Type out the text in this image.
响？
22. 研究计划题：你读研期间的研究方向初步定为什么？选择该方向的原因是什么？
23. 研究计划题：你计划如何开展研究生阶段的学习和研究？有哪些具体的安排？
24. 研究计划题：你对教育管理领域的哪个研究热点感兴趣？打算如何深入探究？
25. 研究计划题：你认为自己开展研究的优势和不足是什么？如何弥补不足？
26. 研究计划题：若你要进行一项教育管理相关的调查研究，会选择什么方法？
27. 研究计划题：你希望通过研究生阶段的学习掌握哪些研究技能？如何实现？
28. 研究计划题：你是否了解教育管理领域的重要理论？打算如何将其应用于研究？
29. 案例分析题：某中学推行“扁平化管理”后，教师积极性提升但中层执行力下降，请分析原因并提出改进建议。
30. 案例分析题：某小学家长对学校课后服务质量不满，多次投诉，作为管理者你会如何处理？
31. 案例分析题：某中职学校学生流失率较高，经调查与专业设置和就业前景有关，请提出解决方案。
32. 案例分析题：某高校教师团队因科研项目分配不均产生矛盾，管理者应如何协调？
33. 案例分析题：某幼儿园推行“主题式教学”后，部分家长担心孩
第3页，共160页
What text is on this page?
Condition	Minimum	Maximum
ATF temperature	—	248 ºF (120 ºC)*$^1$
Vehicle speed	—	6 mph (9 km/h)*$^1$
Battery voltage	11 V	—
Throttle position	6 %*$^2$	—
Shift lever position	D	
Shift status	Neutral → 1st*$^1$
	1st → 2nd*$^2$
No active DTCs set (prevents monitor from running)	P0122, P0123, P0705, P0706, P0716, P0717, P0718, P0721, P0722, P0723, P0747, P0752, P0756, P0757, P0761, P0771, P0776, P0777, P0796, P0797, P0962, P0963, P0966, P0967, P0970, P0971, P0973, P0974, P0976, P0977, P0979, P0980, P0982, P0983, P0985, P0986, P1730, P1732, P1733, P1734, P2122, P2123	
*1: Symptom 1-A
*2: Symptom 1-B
____
### Aim
Return every entry verbatim.

### Solution to this problem
Type out the text in this image.
响？
22. 研究计划题：你读研期间的研究方向初步定为什么？选择该方向的原因是什么？
23. 研究计划题：你计划如何开展研究生阶段的学习和研究？有哪些具体的安排？
24. 研究计划题：你对教育管理领域的哪个研究热点感兴趣？打算如何深入探究？
25. 研究计划题：你认为自己开展研究的优势和不足是什么？如何弥补不足？
26. 研究计划题：若你要进行一项教育管理相关的调查研究，会选择什么方法？
27. 研究计划题：你希望通过研究生阶段的学习掌握哪些研究技能？如何实现？
28. 研究计划题：你是否了解教育管理领域的重要理论？打算如何将其应用于研究？
29. 案例分析题：某中学推行“扁平化管理”后，教师积极性提升但中层执行力下降，请分析原因并提出改进建议。
30. 案例分析题：某小学家长对学校课后服务质量不满，多次投诉，作为管理者你会如何处理？
31. 案例分析题：某中职学校学生流失率较高，经调查与专业设置和就业前景有关，请提出解决方案。
32. 案例分析题：某高校教师团队因科研项目分配不均产生矛盾，管理者应如何协调？
33. 案例分析题：某幼儿园推行“主题式教学”后，部分家长担心孩
第3页，共160页
What text is on this page?
Condition	Minimum	Maximum
ATF temperature	—	248 ºF (120 ºC)*$^1$
Vehicle speed	—	6 mph (9 km/h)*$^1$
Battery voltage	11 V	—
Throttle position	6 %*$^2$	—
Shift lever position	D	
Shift status	Neutral → 1st*$^1$
	1st → 2nd*$^2$
No active DTCs set (prevents monitor from running)	P0122, P0123, P0705, P0706, P0716, P0717, P0718, P0721, P0722, P0723, P0747, P0752, P0756, P0757, P0761, P0771, P0776, P0777, P0796, P0797, P0962, P0963, P0966, P0967, P0970, P0971, P0973, P0974, P0976, P0977, P0979, P0980, P0982, P0983, P0985, P0986, P1730, P1732, P1733, P1734, P2122, P2123	
*1: Symptom 1-A
*2: Symptom 1-B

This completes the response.